§ **PROBLEM**
State only the number of lines below where the word "Graphic" is found.

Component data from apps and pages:
------------------------
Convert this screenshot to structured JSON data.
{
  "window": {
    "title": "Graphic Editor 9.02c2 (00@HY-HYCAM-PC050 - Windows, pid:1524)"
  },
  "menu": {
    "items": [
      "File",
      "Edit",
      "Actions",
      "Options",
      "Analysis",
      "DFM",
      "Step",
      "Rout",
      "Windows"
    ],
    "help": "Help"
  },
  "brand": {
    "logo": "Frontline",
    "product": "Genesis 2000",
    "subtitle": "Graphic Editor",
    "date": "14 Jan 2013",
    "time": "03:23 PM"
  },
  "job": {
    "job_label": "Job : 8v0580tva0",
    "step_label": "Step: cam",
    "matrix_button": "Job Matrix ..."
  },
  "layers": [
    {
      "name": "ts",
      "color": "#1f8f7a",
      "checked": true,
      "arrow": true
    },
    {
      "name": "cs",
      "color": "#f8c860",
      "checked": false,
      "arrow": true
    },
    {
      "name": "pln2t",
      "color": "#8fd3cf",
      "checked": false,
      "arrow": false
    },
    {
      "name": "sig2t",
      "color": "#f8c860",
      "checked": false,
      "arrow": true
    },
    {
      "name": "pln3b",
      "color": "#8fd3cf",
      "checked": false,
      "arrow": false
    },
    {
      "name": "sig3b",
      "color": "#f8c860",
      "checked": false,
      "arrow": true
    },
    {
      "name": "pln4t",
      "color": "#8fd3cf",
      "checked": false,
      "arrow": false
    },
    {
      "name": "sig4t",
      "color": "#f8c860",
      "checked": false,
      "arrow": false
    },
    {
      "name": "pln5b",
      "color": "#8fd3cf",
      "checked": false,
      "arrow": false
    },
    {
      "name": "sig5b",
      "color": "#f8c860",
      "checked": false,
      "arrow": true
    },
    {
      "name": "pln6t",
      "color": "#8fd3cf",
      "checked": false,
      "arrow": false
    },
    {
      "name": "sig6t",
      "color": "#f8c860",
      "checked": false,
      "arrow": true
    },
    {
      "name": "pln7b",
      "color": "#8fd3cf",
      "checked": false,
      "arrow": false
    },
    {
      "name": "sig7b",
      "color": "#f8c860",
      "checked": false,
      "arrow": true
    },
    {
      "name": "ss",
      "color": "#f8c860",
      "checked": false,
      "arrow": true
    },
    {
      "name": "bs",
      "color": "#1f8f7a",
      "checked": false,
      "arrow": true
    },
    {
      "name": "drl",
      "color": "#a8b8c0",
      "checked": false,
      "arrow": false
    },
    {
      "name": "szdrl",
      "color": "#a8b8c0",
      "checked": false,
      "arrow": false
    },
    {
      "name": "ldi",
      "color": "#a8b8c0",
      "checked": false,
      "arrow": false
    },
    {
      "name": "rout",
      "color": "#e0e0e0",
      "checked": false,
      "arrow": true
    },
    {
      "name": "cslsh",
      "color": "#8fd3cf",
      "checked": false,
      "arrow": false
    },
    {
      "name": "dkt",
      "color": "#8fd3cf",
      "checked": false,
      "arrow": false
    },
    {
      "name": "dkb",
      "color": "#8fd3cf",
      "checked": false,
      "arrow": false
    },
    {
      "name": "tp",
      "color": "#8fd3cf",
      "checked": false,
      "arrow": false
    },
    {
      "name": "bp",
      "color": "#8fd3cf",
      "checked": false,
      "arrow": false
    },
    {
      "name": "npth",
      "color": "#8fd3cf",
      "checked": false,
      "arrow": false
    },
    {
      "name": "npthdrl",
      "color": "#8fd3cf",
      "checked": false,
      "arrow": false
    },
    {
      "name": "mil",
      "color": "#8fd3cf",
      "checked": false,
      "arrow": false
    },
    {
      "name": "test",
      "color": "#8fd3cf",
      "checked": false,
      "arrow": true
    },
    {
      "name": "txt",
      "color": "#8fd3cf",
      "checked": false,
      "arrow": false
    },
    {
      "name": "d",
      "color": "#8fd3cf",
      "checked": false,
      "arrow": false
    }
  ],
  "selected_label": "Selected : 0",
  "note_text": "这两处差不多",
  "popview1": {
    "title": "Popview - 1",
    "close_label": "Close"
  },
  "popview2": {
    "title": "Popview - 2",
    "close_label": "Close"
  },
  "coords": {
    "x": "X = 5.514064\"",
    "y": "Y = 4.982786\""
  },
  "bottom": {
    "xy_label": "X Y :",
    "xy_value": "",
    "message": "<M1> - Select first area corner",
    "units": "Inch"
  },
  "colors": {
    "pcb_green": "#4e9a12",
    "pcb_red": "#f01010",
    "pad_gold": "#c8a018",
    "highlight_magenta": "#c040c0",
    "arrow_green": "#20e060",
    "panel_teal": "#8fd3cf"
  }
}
------------------------
§ **RESULT BELOW**
2